• **BRIEF**: Extract every line that includes the string "High".

• **SUPPLIED MATERIAL**:
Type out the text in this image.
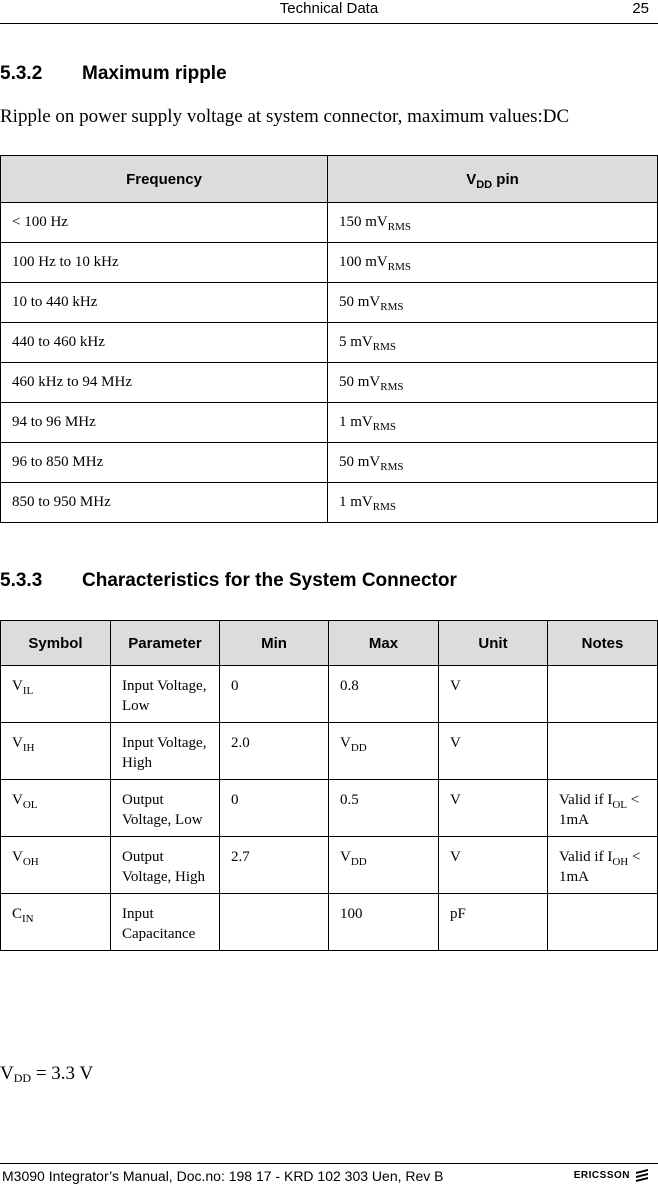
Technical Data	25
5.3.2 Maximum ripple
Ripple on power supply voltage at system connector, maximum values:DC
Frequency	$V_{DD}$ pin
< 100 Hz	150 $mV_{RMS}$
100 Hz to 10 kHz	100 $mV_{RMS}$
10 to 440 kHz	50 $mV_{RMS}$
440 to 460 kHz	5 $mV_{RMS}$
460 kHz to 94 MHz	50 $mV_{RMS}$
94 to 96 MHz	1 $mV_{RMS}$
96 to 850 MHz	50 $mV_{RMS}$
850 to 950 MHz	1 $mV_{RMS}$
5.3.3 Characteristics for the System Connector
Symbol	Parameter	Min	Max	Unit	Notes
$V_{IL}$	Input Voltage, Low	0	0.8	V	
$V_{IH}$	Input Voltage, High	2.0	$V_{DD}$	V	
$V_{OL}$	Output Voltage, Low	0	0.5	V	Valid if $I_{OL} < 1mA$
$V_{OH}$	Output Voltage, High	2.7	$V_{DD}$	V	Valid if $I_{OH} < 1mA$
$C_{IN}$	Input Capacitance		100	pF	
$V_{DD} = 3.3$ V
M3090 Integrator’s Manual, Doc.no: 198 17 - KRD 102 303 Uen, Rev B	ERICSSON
---
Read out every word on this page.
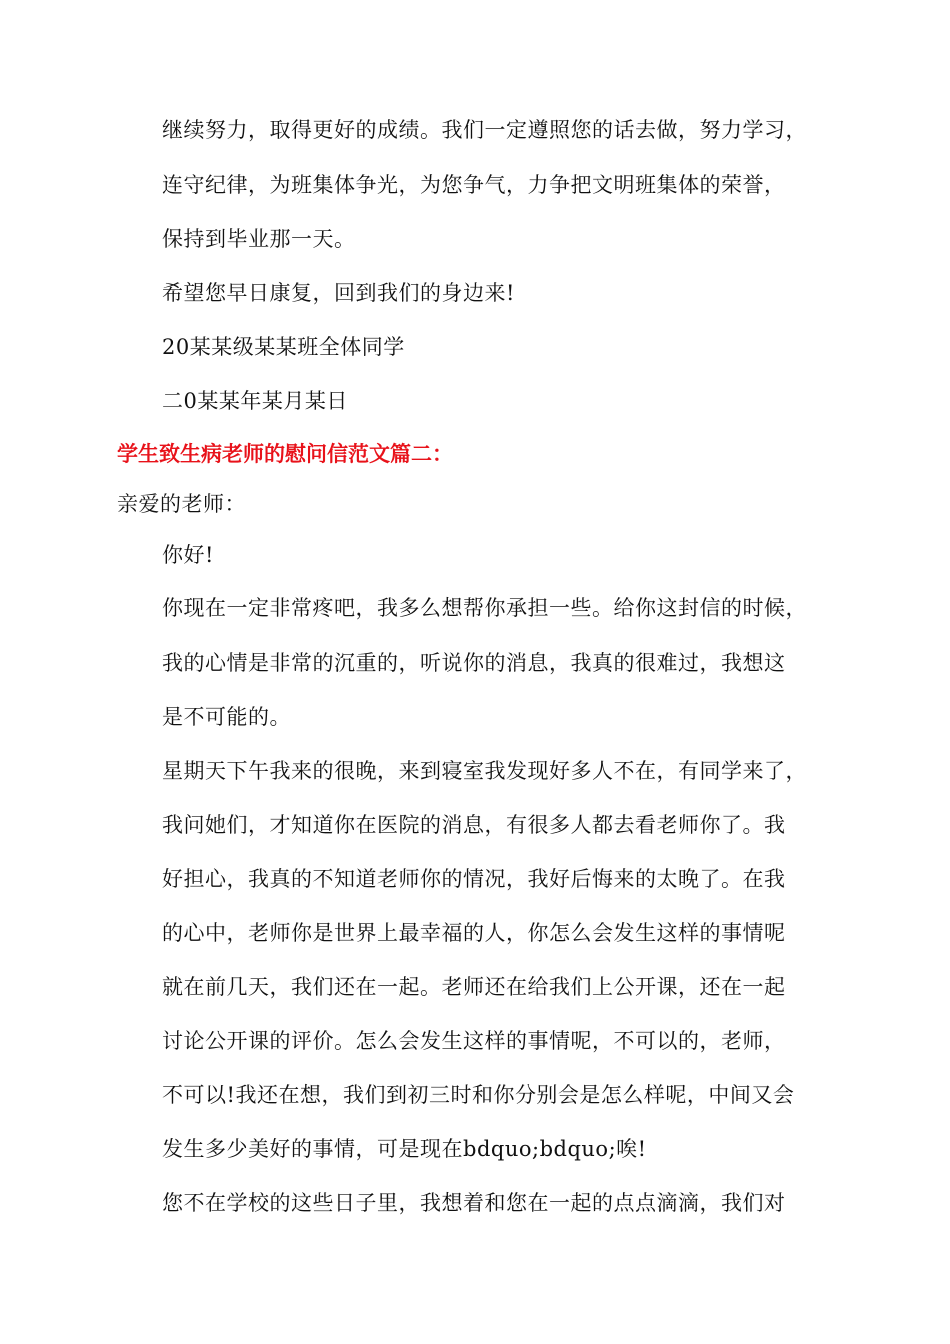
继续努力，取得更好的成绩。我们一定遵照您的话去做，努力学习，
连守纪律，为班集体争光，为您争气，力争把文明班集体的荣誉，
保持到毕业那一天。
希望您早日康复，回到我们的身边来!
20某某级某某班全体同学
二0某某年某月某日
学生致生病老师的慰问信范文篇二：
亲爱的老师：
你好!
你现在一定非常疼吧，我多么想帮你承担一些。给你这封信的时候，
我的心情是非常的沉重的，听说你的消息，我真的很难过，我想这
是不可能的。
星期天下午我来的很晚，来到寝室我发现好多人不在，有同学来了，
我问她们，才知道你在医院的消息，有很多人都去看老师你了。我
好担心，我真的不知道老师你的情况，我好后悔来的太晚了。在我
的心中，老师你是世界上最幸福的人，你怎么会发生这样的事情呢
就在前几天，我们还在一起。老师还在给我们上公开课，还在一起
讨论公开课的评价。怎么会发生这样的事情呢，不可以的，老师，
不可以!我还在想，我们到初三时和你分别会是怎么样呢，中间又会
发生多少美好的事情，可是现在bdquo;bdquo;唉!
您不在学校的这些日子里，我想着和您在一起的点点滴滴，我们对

• **WRITTEN RESPONSE**:
$V_{IH}$	Input Voltage, High	2.0	$V_{DD}$	V	
$V_{OH}$	Output Voltage, High	2.7	$V_{DD}$	V	Valid if $I_{OH} < 1mA$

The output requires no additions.